— Start MATERIAL FOR THIS EXERCISE —

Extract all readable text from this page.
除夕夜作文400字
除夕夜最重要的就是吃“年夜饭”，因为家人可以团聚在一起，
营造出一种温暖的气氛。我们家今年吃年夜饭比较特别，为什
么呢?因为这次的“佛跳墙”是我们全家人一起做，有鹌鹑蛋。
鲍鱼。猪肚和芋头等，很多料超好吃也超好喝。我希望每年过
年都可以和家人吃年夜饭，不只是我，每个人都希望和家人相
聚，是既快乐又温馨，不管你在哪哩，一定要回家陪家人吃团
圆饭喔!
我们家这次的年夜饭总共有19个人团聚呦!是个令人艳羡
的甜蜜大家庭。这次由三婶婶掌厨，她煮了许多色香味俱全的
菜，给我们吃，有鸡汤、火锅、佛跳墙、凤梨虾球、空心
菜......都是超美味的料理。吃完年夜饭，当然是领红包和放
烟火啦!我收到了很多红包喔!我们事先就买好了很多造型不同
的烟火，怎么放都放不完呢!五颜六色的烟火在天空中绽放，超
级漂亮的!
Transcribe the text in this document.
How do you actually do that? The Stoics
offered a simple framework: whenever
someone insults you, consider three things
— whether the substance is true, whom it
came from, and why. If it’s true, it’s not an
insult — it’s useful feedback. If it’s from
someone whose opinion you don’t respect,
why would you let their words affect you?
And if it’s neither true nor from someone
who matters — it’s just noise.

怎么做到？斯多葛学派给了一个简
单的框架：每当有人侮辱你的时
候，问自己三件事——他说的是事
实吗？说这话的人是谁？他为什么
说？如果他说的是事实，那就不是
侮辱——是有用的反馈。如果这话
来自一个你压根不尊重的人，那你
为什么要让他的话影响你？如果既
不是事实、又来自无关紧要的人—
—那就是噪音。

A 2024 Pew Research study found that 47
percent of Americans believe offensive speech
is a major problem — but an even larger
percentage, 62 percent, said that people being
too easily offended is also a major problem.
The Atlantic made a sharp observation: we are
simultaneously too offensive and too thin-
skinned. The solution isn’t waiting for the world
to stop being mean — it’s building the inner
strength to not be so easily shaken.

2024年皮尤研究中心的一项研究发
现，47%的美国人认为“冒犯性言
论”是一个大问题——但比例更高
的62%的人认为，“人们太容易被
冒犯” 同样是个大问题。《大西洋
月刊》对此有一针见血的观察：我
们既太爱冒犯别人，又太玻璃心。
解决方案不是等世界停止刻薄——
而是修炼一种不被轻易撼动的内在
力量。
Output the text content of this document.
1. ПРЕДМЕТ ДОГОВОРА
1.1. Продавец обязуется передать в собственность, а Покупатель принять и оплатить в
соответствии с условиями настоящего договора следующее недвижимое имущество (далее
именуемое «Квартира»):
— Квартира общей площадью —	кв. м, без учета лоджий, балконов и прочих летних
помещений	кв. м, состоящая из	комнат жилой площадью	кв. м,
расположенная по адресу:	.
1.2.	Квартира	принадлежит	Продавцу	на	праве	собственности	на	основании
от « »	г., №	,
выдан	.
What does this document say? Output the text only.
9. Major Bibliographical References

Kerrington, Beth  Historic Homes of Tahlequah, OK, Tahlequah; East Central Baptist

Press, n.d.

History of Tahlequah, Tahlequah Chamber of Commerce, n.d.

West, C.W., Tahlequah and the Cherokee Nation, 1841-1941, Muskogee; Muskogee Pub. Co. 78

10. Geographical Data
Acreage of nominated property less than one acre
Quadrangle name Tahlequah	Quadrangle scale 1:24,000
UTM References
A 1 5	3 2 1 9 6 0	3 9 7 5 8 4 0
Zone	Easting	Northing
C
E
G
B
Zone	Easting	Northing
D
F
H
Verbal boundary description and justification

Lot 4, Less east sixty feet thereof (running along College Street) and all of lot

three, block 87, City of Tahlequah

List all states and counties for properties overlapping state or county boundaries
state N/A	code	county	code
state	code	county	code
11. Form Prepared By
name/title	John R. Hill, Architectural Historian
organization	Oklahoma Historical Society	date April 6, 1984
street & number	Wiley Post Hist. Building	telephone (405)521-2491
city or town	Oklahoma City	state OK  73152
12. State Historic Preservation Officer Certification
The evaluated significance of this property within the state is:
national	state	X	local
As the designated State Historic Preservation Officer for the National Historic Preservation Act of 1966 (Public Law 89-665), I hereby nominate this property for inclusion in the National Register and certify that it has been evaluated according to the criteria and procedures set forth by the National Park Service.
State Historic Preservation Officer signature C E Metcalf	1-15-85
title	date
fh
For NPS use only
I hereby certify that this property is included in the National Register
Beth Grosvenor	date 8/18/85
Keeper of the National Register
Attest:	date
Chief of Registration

— End MATERIAL FOR THIS EXERCISE —

Send back every record, precisely as written.

EXERCISE OUTPUT
Extract all readable text from this page.
除夕夜作文400字
除夕夜最重要的就是吃“年夜饭”，因为家人可以团聚在一起，
营造出一种温暖的气氛。我们家今年吃年夜饭比较特别，为什
么呢?因为这次的“佛跳墙”是我们全家人一起做，有鹌鹑蛋。
鲍鱼。猪肚和芋头等，很多料超好吃也超好喝。我希望每年过
年都可以和家人吃年夜饭，不只是我，每个人都希望和家人相
聚，是既快乐又温馨，不管你在哪哩，一定要回家陪家人吃团
圆饭喔!
我们家这次的年夜饭总共有19个人团聚呦!是个令人艳羡
的甜蜜大家庭。这次由三婶婶掌厨，她煮了许多色香味俱全的
菜，给我们吃，有鸡汤、火锅、佛跳墙、凤梨虾球、空心
菜......都是超美味的料理。吃完年夜饭，当然是领红包和放
烟火啦!我收到了很多红包喔!我们事先就买好了很多造型不同
的烟火，怎么放都放不完呢!五颜六色的烟火在天空中绽放，超
级漂亮的!
Transcribe the text in this document.
How do you actually do that? The Stoics
offered a simple framework: whenever
someone insults you, consider three things
— whether the substance is true, whom it
came from, and why. If it’s true, it’s not an
insult — it’s useful feedback. If it’s from
someone whose opinion you don’t respect,
why would you let their words affect you?
And if it’s neither true nor from someone
who matters — it’s just noise.

怎么做到？斯多葛学派给了一个简
单的框架：每当有人侮辱你的时
候，问自己三件事——他说的是事
实吗？说这话的人是谁？他为什么
说？如果他说的是事实，那就不是
侮辱——是有用的反馈。如果这话
来自一个你压根不尊重的人，那你
为什么要让他的话影响你？如果既
不是事实、又来自无关紧要的人—
—那就是噪音。

A 2024 Pew Research study found that 47
percent of Americans believe offensive speech
is a major problem — but an even larger
percentage, 62 percent, said that people being
too easily offended is also a major problem.
The Atlantic made a sharp observation: we are
simultaneously too offensive and too thin-
skinned. The solution isn’t waiting for the world
to stop being mean — it’s building the inner
strength to not be so easily shaken.

2024年皮尤研究中心的一项研究发
现，47%的美国人认为“冒犯性言
论”是一个大问题——但比例更高
的62%的人认为，“人们太容易被
冒犯” 同样是个大问题。《大西洋
月刊》对此有一针见血的观察：我
们既太爱冒犯别人，又太玻璃心。
解决方案不是等世界停止刻薄——
而是修炼一种不被轻易撼动的内在
力量。
Output the text content of this document.
1. ПРЕДМЕТ ДОГОВОРА
1.1. Продавец обязуется передать в собственность, а Покупатель принять и оплатить в
соответствии с условиями настоящего договора следующее недвижимое имущество (далее
именуемое «Квартира»):
— Квартира общей площадью —	кв. м, без учета лоджий, балконов и прочих летних
помещений	кв. м, состоящая из	комнат жилой площадью	кв. м,
расположенная по адресу:	.
1.2.	Квартира	принадлежит	Продавцу	на	праве	собственности	на	основании
от « »	г., №	,
выдан	.
What does this document say? Output the text only.
9. Major Bibliographical References

Kerrington, Beth  Historic Homes of Tahlequah, OK, Tahlequah; East Central Baptist

Press, n.d.

History of Tahlequah, Tahlequah Chamber of Commerce, n.d.

West, C.W., Tahlequah and the Cherokee Nation, 1841-1941, Muskogee; Muskogee Pub. Co. 78

10. Geographical Data
Acreage of nominated property less than one acre
Quadrangle name Tahlequah	Quadrangle scale 1:24,000
UTM References
A 1 5	3 2 1 9 6 0	3 9 7 5 8 4 0
Zone	Easting	Northing
C
E
G
B
Zone	Easting	Northing
D
F
H
Verbal boundary description and justification

Lot 4, Less east sixty feet thereof (running along College Street) and all of lot

three, block 87, City of Tahlequah

List all states and counties for properties overlapping state or county boundaries
state N/A	code	county	code
state	code	county	code
11. Form Prepared By
name/title	John R. Hill, Architectural Historian
organization	Oklahoma Historical Society	date April 6, 1984
street & number	Wiley Post Hist. Building	telephone (405)521-2491
city or town	Oklahoma City	state OK  73152
12. State Historic Preservation Officer Certification
The evaluated significance of this property within the state is:
national	state	X	local
As the designated State Historic Preservation Officer for the National Historic Preservation Act of 1966 (Public Law 89-665), I hereby nominate this property for inclusion in the National Register and certify that it has been evaluated according to the criteria and procedures set forth by the National Park Service.
State Historic Preservation Officer signature C E Metcalf	1-15-85
title	date
fh
For NPS use only
I hereby certify that this property is included in the National Register
Beth Grosvenor	date 8/18/85
Keeper of the National Register
Attest:	date
Chief of Registration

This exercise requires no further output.